▸ **GIVEN PROBLEM A**: In the reflection on salvation, what does Jesus do in Luke's account after the disciple cuts off the assailant's ear?
▸ **GIVEN PROBLEM B**: Write out the part of the reflection on salvation that opens with the words containing "At the cross, God" and closes with "the new creature.".
▸ **GIVEN PROBLEM C**: Rewrite the paragraph of the reflection on salvation that begins "At the cross, God has stormed" in fewer words, keeping its main points.

▸ **PROVIDED PASSAGE**:
§

Monday, April 30, 2012

God has reserved for Himself the business of your salvation

At the betrayal in the Garden of Gethsemane when the crowd comes out against Jesus with swords and clubs, the disciples want to do something. They still want to do their bit for God. They want to take up the sword and risk their lives, perhaps, and fight. One of them grasps a sword and cuts off the ear of one of the assailants. But Jesus will have none of it: ‘Put up your sword,’ he says, ‘for there is absolutely nothing you can do!’ In Luke’s account, Jesus even stretches out his hand to undo what the disciple had done – he heals the wounded man. At that point, no doubt, everything within us cries out in protest along with the disciples. Is there nothing we can do? Could we not at least perhaps stage a protest march on God’s behalf? Could we not seek, perhaps, an interview with Pilate? Could we not try to influence the ‘power structures’? Something – however small? But the unrelenting answer comes back, ‘No, there is nothing you can do, absolutely nothing. If there were something to be done, my Father would send legions of angels to fight!’ But there is nothing to be done. And when it finally came to that last and bitter moment, when these good ‘righteous’ men finally realized that there was nothing they could do, they forsook him and fled.

Can you see it? Can you see that hidden in these very words, these very events, is that death itself which you fear so much is coming to meet you? When they finally saw there was nothing they could do they forsook him and fled before this staggering truth. You, who presume to do business with God, can you see it? Can you see that this death of self is not, in the final analysis, something you can do? For the point is that God has once and for all reserved for himself the business of your salvation. There is nothing you can do now but, as the words of the old hymn have it, ‘climb Calvary’s mournful mountain’ and stand with your helpless arms at your side and tremble before ‘that miracle of time, God’s own sacrifice complete! It is finished; hear him cry; learn of Jesus Christ to die!’

At the cross, God has stormed the last bastion of the self, the last presumption that you really were going to do something for him…He has died in your place! He has done it. He made it. It is all over, finished, between you and God! He died in your place that death which you must die; he has done it in such a way as to save you. He has borne the whole thing! The fact that there is nothing left for you to do is the death of self and the birth of the new creature.

§

(Some lines)
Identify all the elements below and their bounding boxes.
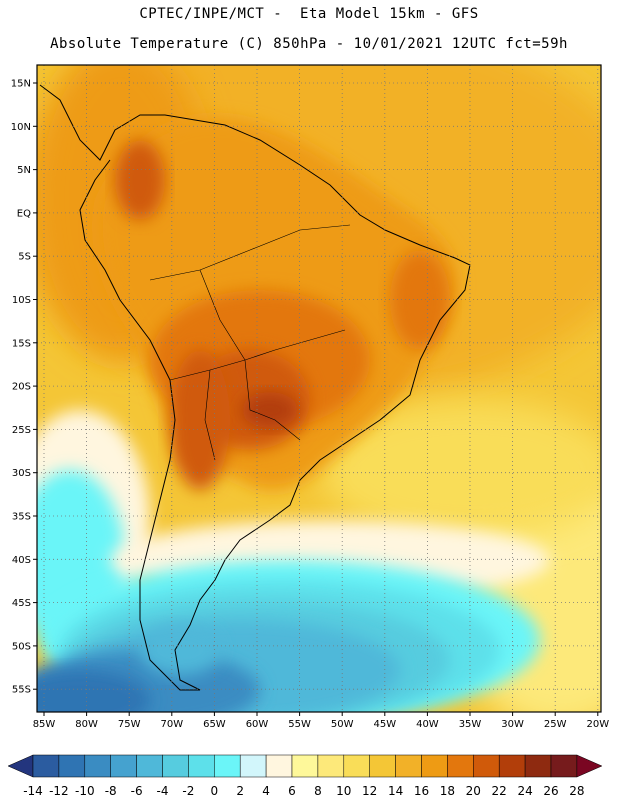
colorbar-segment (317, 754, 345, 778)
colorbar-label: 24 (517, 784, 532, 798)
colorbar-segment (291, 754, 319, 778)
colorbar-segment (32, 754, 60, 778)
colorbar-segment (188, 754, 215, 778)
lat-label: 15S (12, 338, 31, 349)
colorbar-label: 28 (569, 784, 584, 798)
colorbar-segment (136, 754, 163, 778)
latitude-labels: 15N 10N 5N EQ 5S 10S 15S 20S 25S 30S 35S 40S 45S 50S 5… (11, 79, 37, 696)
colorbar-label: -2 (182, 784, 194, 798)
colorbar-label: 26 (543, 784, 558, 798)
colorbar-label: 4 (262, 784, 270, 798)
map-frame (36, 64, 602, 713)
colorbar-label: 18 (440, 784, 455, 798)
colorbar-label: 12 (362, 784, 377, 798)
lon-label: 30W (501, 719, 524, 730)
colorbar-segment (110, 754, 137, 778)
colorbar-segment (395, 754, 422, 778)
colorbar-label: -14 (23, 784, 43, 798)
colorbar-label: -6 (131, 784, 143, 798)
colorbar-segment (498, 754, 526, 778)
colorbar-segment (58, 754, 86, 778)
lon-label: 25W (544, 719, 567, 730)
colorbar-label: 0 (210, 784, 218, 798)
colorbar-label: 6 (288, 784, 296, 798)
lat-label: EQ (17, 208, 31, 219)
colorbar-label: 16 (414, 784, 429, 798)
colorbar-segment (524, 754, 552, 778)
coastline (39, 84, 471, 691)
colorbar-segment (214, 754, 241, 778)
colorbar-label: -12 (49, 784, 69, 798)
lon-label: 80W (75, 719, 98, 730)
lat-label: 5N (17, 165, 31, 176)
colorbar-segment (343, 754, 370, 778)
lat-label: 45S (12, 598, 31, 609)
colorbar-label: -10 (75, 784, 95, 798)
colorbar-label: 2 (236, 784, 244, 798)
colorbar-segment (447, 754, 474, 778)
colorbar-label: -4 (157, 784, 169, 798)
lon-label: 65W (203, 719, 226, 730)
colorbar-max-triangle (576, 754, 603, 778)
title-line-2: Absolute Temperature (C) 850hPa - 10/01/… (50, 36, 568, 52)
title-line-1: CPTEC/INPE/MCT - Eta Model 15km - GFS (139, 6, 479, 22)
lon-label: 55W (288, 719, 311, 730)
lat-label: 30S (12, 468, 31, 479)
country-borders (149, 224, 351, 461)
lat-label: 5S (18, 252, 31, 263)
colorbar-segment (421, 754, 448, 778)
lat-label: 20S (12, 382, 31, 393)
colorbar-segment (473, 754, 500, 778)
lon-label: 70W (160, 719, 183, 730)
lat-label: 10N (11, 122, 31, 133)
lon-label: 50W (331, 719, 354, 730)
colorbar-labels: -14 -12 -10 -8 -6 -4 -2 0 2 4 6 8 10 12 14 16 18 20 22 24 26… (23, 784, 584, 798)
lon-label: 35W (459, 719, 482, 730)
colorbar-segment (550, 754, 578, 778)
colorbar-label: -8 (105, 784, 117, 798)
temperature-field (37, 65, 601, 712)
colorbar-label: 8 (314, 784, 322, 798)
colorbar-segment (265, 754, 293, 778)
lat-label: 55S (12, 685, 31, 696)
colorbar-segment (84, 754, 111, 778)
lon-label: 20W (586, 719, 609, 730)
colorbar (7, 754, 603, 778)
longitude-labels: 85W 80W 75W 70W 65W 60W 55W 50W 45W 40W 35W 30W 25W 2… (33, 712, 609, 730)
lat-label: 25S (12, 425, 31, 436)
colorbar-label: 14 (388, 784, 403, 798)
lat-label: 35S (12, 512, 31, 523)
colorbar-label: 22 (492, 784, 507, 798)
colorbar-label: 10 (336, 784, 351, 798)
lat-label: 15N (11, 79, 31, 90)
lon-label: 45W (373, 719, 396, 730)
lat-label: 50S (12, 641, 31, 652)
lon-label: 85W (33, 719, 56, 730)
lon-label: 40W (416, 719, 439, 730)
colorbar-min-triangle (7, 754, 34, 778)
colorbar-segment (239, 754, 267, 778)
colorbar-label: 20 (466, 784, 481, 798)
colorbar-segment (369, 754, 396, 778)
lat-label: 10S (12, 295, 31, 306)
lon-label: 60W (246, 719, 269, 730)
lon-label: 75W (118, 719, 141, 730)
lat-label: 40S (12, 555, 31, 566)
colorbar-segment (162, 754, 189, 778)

§

▸ **CORRECT OUTPUT A**: He stretches out his hand and heals the wounded man.

▸ **CORRECT OUTPUT B**:
At the cross, God has stormed the last bastion of the self, the last presumption that you really were going to do something for him…He has died in your place! He has done it. He made it. It is all over, finished, between you and God! He died in your place that death which you must die; he has done it in such a way as to save you. He has borne the whole thing! The fact that there is nothing left for you to do is the death of self and the birth of the new creature.

▸ **CORRECT OUTPUT C**: At the cross, God broke down the self's last presumption that it would do something for him. He died in your place the death you must die, in a way that saves you, and bore it all. That nothing is left for you to do is the death of self and the birth of the new creature.